— Prompt —
Identify all lines in the listing that include the word "Center", and copy them out.

— Recorded information —
━━━━━━━━

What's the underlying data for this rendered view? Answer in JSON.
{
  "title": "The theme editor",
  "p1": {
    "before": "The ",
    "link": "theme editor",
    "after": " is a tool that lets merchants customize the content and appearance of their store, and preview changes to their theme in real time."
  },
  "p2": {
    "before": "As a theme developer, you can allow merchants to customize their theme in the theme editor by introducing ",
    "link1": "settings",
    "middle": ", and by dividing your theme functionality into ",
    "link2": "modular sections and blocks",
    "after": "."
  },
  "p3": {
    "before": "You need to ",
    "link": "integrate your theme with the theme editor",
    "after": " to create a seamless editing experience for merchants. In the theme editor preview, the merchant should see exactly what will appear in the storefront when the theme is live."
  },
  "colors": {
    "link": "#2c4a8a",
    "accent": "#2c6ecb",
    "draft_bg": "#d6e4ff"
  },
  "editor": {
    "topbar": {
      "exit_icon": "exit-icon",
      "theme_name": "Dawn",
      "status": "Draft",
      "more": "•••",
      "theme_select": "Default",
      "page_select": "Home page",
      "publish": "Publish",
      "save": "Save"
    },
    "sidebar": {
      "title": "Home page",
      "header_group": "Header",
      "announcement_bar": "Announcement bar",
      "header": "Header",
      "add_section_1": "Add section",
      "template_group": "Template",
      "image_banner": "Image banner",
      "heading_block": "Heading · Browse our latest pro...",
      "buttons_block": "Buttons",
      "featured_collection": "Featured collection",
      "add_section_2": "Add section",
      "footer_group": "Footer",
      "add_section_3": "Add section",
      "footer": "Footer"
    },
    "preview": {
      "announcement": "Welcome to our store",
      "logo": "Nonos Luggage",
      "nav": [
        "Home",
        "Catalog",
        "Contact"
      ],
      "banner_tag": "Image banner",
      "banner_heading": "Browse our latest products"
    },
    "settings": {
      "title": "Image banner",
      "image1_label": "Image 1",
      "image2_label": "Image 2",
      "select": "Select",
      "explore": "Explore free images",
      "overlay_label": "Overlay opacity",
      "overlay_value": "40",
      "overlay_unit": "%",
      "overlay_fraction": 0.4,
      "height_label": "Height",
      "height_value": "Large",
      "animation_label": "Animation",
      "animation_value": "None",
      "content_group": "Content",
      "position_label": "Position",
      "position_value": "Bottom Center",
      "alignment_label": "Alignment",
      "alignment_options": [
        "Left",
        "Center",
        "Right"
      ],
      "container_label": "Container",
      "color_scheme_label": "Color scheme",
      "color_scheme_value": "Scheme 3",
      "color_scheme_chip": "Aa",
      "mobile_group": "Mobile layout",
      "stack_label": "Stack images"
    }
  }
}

━━━━━━━━

— Response to this task —
      "position_value": "Bottom Center",
        "Center",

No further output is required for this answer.